What to produce: Reproduce the listing below without changes, except that pictures are left out.

Exercise material:
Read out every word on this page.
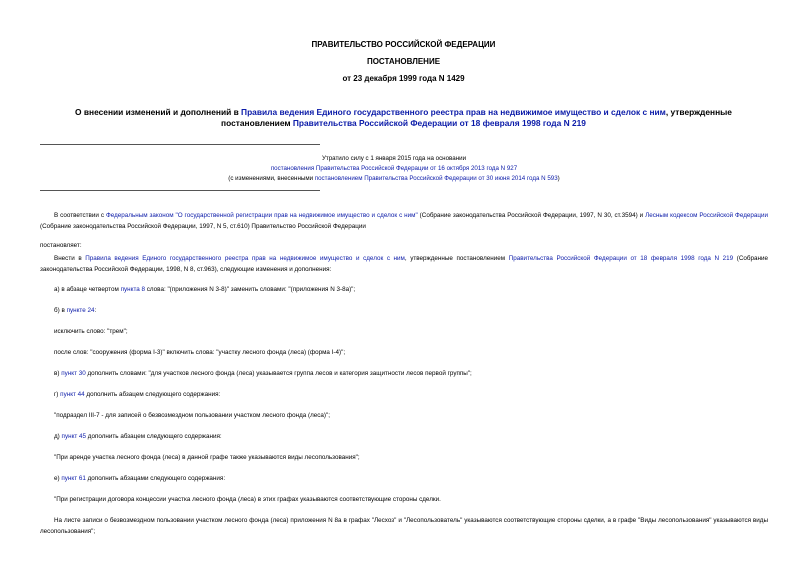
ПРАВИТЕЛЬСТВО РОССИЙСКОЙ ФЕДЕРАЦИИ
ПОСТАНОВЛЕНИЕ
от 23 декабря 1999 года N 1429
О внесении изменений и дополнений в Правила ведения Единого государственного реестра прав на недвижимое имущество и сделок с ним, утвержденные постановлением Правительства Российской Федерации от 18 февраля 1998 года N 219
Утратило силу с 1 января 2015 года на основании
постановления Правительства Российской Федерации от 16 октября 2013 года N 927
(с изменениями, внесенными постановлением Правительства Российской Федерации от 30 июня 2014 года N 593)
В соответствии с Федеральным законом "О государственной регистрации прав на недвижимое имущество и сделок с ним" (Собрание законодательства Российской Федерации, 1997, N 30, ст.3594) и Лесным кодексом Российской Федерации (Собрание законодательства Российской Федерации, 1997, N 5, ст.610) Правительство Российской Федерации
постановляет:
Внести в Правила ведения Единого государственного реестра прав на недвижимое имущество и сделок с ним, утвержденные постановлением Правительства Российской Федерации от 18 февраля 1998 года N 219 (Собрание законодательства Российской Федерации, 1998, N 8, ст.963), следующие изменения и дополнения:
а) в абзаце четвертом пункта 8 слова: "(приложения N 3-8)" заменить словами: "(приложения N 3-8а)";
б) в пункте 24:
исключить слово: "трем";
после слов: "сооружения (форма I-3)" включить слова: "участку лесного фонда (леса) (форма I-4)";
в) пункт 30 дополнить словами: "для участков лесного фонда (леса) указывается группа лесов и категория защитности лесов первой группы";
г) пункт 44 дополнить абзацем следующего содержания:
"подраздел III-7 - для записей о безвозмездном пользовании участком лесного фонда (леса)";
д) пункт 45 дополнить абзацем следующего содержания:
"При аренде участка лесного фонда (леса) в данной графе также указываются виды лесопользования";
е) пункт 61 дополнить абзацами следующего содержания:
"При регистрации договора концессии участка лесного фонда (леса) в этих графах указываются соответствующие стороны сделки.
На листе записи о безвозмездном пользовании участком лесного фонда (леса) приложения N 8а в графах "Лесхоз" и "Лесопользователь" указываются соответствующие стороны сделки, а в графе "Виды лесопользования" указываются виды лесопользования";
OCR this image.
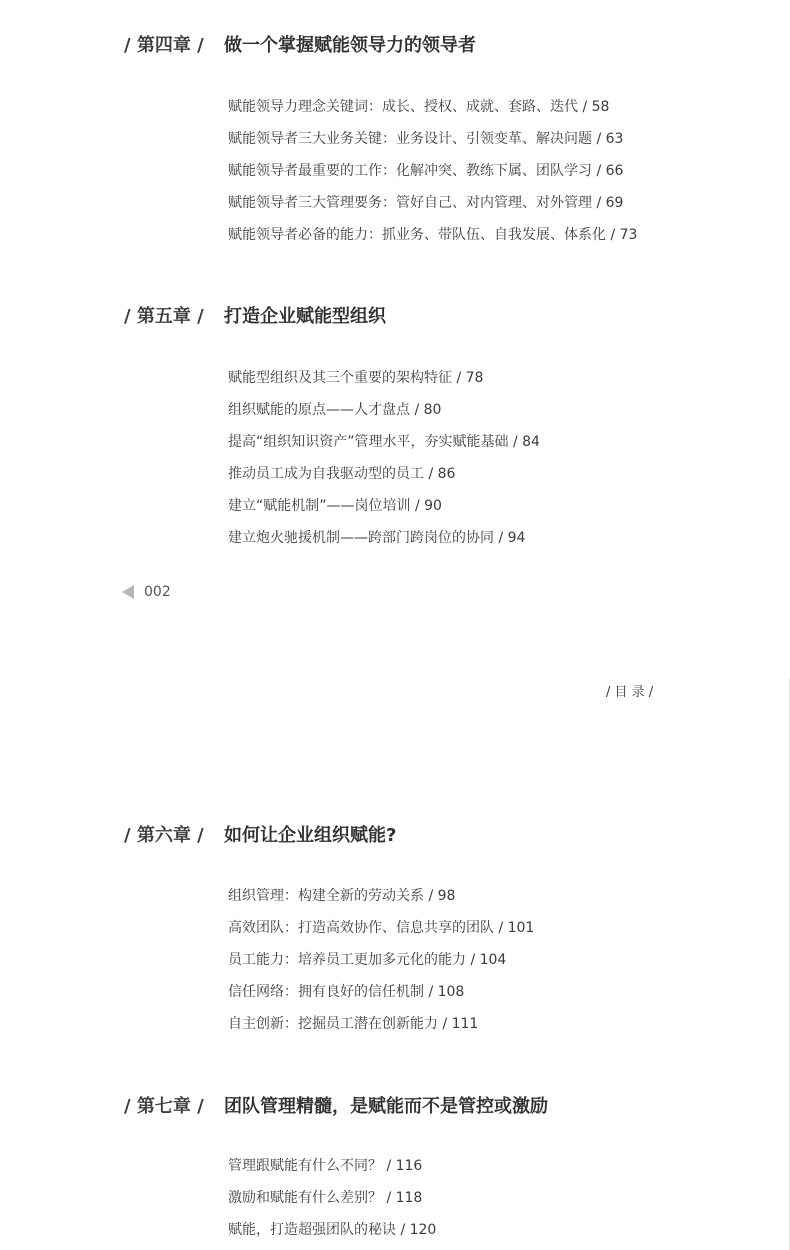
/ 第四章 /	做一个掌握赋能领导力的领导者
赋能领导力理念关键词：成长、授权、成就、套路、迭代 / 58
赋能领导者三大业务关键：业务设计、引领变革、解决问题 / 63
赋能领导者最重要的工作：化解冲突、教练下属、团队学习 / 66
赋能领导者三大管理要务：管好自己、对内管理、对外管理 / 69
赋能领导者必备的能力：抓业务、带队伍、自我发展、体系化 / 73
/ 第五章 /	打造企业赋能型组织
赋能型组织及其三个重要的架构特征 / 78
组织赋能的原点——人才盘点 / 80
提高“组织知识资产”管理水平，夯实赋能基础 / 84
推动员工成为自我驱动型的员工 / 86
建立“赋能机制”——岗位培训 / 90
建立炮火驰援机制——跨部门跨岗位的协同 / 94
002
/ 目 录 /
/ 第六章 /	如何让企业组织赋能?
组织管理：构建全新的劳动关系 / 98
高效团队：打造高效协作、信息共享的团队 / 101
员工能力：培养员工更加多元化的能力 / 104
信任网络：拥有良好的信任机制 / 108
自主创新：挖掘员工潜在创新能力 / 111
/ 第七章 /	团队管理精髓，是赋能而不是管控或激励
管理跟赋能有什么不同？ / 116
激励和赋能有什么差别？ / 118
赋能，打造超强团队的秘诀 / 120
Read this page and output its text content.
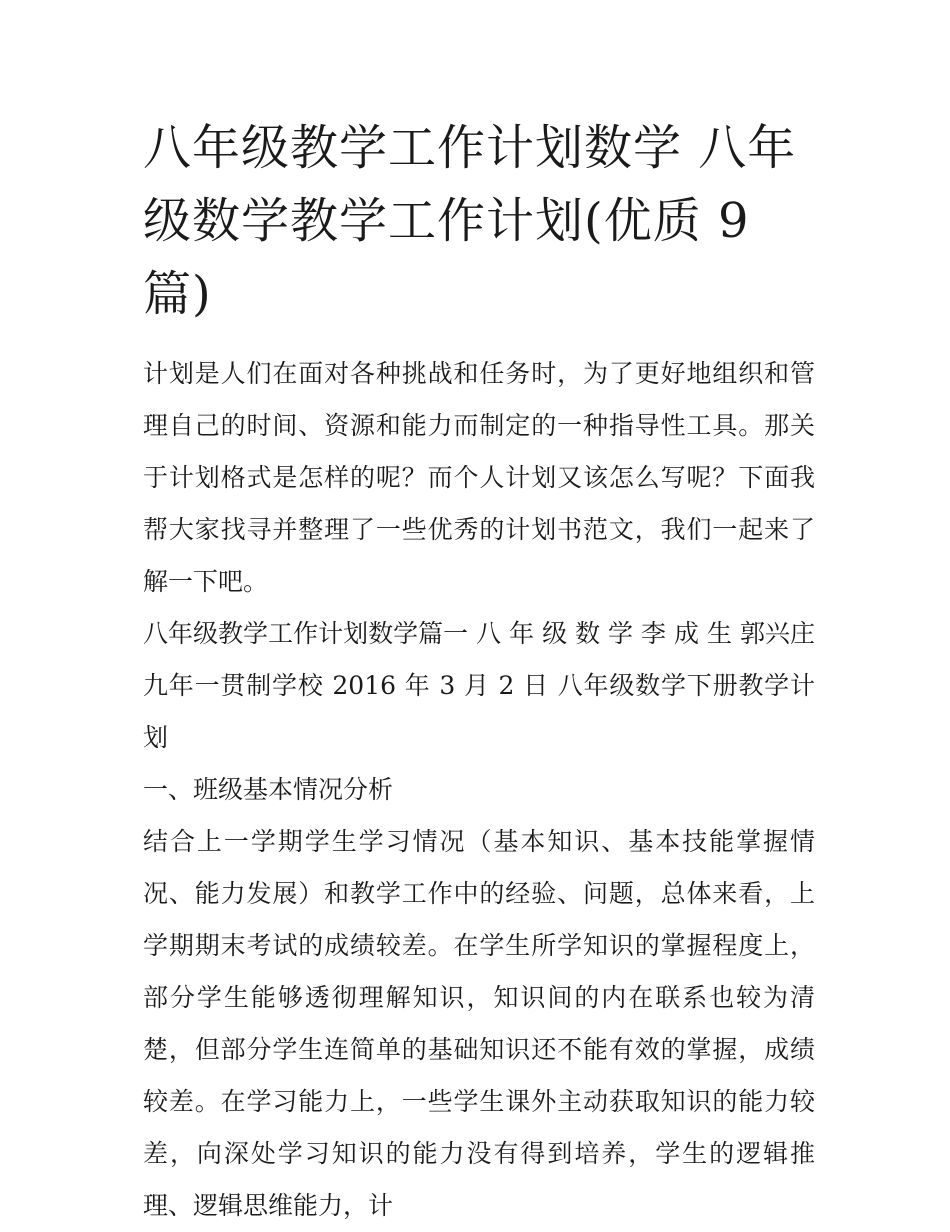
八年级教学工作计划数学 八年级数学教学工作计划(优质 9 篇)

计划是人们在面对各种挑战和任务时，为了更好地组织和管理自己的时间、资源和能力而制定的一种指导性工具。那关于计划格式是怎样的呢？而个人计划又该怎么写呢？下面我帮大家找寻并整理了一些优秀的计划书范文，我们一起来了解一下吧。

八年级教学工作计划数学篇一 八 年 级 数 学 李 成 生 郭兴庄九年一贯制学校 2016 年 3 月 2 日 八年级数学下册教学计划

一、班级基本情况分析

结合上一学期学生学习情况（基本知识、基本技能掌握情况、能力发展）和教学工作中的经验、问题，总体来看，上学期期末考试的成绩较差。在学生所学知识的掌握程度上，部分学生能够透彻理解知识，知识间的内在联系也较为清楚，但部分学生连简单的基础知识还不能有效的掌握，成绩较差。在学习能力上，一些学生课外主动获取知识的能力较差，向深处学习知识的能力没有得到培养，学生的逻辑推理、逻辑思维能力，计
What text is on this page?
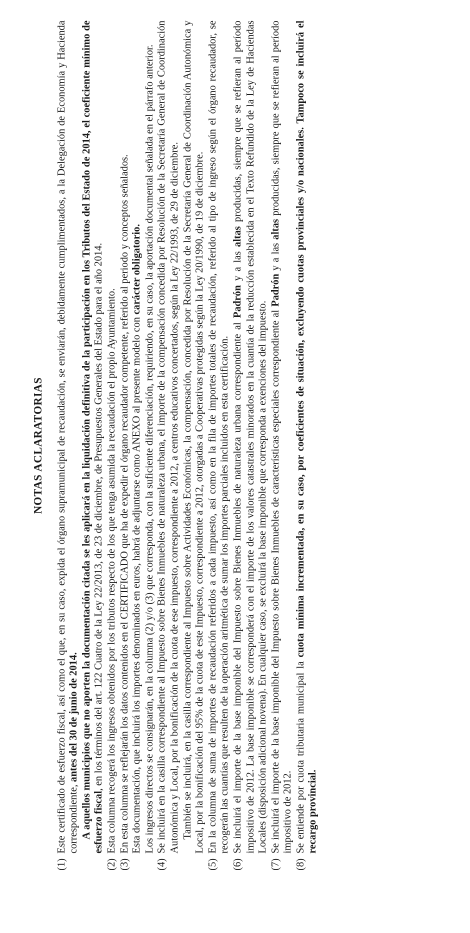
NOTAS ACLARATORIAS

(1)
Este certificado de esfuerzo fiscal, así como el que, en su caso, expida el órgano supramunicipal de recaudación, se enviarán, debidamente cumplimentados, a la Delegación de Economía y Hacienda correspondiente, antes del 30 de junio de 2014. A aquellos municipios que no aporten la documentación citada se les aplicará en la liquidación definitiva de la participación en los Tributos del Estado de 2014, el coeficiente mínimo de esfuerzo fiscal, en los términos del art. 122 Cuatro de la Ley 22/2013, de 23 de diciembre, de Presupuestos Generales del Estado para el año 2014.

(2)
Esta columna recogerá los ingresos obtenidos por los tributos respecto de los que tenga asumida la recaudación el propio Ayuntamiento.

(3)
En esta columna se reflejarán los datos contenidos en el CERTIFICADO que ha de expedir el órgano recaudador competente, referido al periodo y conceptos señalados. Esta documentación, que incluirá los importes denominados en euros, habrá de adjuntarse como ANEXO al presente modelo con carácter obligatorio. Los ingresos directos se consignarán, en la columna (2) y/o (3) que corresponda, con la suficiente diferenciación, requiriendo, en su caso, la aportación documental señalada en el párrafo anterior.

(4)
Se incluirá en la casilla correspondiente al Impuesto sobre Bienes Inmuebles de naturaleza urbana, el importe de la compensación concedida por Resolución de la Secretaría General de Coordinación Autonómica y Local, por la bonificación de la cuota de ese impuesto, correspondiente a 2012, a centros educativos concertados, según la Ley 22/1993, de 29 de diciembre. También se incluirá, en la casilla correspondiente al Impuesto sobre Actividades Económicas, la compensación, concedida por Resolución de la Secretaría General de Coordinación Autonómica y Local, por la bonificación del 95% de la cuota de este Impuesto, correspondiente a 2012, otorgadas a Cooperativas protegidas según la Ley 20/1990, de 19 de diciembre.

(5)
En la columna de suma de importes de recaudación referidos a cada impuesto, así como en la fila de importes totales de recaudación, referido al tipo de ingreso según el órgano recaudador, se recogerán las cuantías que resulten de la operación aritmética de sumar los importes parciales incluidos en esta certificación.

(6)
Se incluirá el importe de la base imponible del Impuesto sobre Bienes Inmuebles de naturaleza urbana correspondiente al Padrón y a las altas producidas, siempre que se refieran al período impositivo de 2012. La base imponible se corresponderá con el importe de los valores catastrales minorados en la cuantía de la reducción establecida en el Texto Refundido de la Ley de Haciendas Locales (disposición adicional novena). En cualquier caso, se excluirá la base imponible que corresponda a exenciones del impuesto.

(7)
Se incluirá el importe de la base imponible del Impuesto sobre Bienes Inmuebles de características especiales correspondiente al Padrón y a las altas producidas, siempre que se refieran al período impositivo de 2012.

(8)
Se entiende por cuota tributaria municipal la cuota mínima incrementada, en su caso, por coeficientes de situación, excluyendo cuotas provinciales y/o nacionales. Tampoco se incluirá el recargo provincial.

Complete output:
Read out every word on this page.
ПРАВИТЕЛЬСТВО РОССИЙСКОЙ ФЕДЕРАЦИИ
ПОСТАНОВЛЕНИЕ
от 23 декабря 1999 года N 1429
О внесении изменений и дополнений в Правила ведения Единого государственного реестра прав на недвижимое имущество и сделок с ним, утвержденные постановлением Правительства Российской Федерации от 18 февраля 1998 года N 219
Утратило силу с 1 января 2015 года на основании
постановления Правительства Российской Федерации от 16 октября 2013 года N 927
(с изменениями, внесенными постановлением Правительства Российской Федерации от 30 июня 2014 года N 593)
В соответствии с Федеральным законом "О государственной регистрации прав на недвижимое имущество и сделок с ним" (Собрание законодательства Российской Федерации, 1997, N 30, ст.3594) и Лесным кодексом Российской Федерации (Собрание законодательства Российской Федерации, 1997, N 5, ст.610) Правительство Российской Федерации
постановляет:
Внести в Правила ведения Единого государственного реестра прав на недвижимое имущество и сделок с ним, утвержденные постановлением Правительства Российской Федерации от 18 февраля 1998 года N 219 (Собрание законодательства Российской Федерации, 1998, N 8, ст.963), следующие изменения и дополнения:
а) в абзаце четвертом пункта 8 слова: "(приложения N 3-8)" заменить словами: "(приложения N 3-8а)";
б) в пункте 24:
исключить слово: "трем";
после слов: "сооружения (форма I-3)" включить слова: "участку лесного фонда (леса) (форма I-4)";
в) пункт 30 дополнить словами: "для участков лесного фонда (леса) указывается группа лесов и категория защитности лесов первой группы";
г) пункт 44 дополнить абзацем следующего содержания:
"подраздел III-7 - для записей о безвозмездном пользовании участком лесного фонда (леса)";
д) пункт 45 дополнить абзацем следующего содержания:
"При аренде участка лесного фонда (леса) в данной графе также указываются виды лесопользования";
е) пункт 61 дополнить абзацами следующего содержания:
"При регистрации договора концессии участка лесного фонда (леса) в этих графах указываются соответствующие стороны сделки.
На листе записи о безвозмездном пользовании участком лесного фонда (леса) приложения N 8а в графах "Лесхоз" и "Лесопользователь" указываются соответствующие стороны сделки, а в графе "Виды лесопользования" указываются виды лесопользования";
OCR this image.
/ 第四章 /	做一个掌握赋能领导力的领导者
赋能领导力理念关键词：成长、授权、成就、套路、迭代 / 58
赋能领导者三大业务关键：业务设计、引领变革、解决问题 / 63
赋能领导者最重要的工作：化解冲突、教练下属、团队学习 / 66
赋能领导者三大管理要务：管好自己、对内管理、对外管理 / 69
赋能领导者必备的能力：抓业务、带队伍、自我发展、体系化 / 73
/ 第五章 /	打造企业赋能型组织
赋能型组织及其三个重要的架构特征 / 78
组织赋能的原点——人才盘点 / 80
提高“组织知识资产”管理水平，夯实赋能基础 / 84
推动员工成为自我驱动型的员工 / 86
建立“赋能机制”——岗位培训 / 90
建立炮火驰援机制——跨部门跨岗位的协同 / 94
002
/ 目 录 /
/ 第六章 /	如何让企业组织赋能?
组织管理：构建全新的劳动关系 / 98
高效团队：打造高效协作、信息共享的团队 / 101
员工能力：培养员工更加多元化的能力 / 104
信任网络：拥有良好的信任机制 / 108
自主创新：挖掘员工潜在创新能力 / 111
/ 第七章 /	团队管理精髓，是赋能而不是管控或激励
管理跟赋能有什么不同？ / 116
激励和赋能有什么差别？ / 118
赋能，打造超强团队的秘诀 / 120
Read this page and output its text content.
八年级教学工作计划数学 八年级数学教学工作计划(优质 9 篇)

计划是人们在面对各种挑战和任务时，为了更好地组织和管理自己的时间、资源和能力而制定的一种指导性工具。那关于计划格式是怎样的呢？而个人计划又该怎么写呢？下面我帮大家找寻并整理了一些优秀的计划书范文，我们一起来了解一下吧。

八年级教学工作计划数学篇一 八 年 级 数 学 李 成 生 郭兴庄九年一贯制学校 2016 年 3 月 2 日 八年级数学下册教学计划

一、班级基本情况分析

结合上一学期学生学习情况（基本知识、基本技能掌握情况、能力发展）和教学工作中的经验、问题，总体来看，上学期期末考试的成绩较差。在学生所学知识的掌握程度上，部分学生能够透彻理解知识，知识间的内在联系也较为清楚，但部分学生连简单的基础知识还不能有效的掌握，成绩较差。在学习能力上，一些学生课外主动获取知识的能力较差，向深处学习知识的能力没有得到培养，学生的逻辑推理、逻辑思维能力，计
What text is on this page?
NOTAS ACLARATORIAS

(1)
Este certificado de esfuerzo fiscal, así como el que, en su caso, expida el órgano supramunicipal de recaudación, se enviarán, debidamente cumplimentados, a la Delegación de Economía y Hacienda correspondiente, antes del 30 de junio de 2014. A aquellos municipios que no aporten la documentación citada se les aplicará en la liquidación definitiva de la participación en los Tributos del Estado de 2014, el coeficiente mínimo de esfuerzo fiscal, en los términos del art. 122 Cuatro de la Ley 22/2013, de 23 de diciembre, de Presupuestos Generales del Estado para el año 2014.

(2)
Esta columna recogerá los ingresos obtenidos por los tributos respecto de los que tenga asumida la recaudación el propio Ayuntamiento.

(3)
En esta columna se reflejarán los datos contenidos en el CERTIFICADO que ha de expedir el órgano recaudador competente, referido al periodo y conceptos señalados. Esta documentación, que incluirá los importes denominados en euros, habrá de adjuntarse como ANEXO al presente modelo con carácter obligatorio. Los ingresos directos se consignarán, en la columna (2) y/o (3) que corresponda, con la suficiente diferenciación, requiriendo, en su caso, la aportación documental señalada en el párrafo anterior.

(4)
Se incluirá en la casilla correspondiente al Impuesto sobre Bienes Inmuebles de naturaleza urbana, el importe de la compensación concedida por Resolución de la Secretaría General de Coordinación Autonómica y Local, por la bonificación de la cuota de ese impuesto, correspondiente a 2012, a centros educativos concertados, según la Ley 22/1993, de 29 de diciembre. También se incluirá, en la casilla correspondiente al Impuesto sobre Actividades Económicas, la compensación, concedida por Resolución de la Secretaría General de Coordinación Autonómica y Local, por la bonificación del 95% de la cuota de este Impuesto, correspondiente a 2012, otorgadas a Cooperativas protegidas según la Ley 20/1990, de 19 de diciembre.

(5)
En la columna de suma de importes de recaudación referidos a cada impuesto, así como en la fila de importes totales de recaudación, referido al tipo de ingreso según el órgano recaudador, se recogerán las cuantías que resulten de la operación aritmética de sumar los importes parciales incluidos en esta certificación.

(6)
Se incluirá el importe de la base imponible del Impuesto sobre Bienes Inmuebles de naturaleza urbana correspondiente al Padrón y a las altas producidas, siempre que se refieran al período impositivo de 2012. La base imponible se corresponderá con el importe de los valores catastrales minorados en la cuantía de la reducción establecida en el Texto Refundido de la Ley de Haciendas Locales (disposición adicional novena). En cualquier caso, se excluirá la base imponible que corresponda a exenciones del impuesto.

(7)
Se incluirá el importe de la base imponible del Impuesto sobre Bienes Inmuebles de características especiales correspondiente al Padrón y a las altas producidas, siempre que se refieran al período impositivo de 2012.

(8)
Se entiende por cuota tributaria municipal la cuota mínima incrementada, en su caso, por coeficientes de situación, excluyendo cuotas provinciales y/o nacionales. Tampoco se incluirá el recargo provincial.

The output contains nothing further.